▶ WHAT IS NEEDED
Identify each line below containing the string "tessera" and copy it.

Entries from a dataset

□ □ □ □ □ □ □

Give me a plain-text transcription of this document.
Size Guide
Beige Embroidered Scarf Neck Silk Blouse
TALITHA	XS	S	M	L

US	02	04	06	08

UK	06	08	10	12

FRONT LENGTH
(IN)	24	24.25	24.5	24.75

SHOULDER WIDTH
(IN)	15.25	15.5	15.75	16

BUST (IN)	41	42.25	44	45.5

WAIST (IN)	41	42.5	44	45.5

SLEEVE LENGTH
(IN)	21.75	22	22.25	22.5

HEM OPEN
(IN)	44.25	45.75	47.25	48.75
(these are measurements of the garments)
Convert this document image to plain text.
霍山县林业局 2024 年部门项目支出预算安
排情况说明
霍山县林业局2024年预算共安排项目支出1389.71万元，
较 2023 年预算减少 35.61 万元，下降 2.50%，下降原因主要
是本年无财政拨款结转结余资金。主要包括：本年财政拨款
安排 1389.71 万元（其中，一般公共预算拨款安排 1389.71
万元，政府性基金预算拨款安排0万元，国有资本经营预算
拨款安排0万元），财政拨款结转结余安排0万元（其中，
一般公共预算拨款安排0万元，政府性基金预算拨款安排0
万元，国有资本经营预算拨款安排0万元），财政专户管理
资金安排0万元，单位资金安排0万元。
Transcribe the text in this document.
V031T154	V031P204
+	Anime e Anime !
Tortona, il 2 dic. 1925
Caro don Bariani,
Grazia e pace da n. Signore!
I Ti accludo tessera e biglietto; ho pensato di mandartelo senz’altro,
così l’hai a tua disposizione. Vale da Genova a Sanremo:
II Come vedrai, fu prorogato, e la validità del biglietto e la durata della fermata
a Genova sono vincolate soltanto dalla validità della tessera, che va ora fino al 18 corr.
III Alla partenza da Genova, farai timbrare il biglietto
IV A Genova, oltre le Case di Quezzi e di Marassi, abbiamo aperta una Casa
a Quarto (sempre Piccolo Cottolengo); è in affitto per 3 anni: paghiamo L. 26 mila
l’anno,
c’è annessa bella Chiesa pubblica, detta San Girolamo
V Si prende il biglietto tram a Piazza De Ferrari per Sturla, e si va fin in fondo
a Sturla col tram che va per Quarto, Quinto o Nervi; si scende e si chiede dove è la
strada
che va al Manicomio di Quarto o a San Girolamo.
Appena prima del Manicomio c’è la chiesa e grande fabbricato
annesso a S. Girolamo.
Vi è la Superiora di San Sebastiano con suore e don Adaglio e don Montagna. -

□ □ □ □ □ □ □

▶ TASK RESPONSE
I Ti accludo tessera e biglietto; ho pensato di mandartelo senz’altro,
a Genova sono vincolate soltanto dalla validità della tessera, che va ora fino al 18 corr.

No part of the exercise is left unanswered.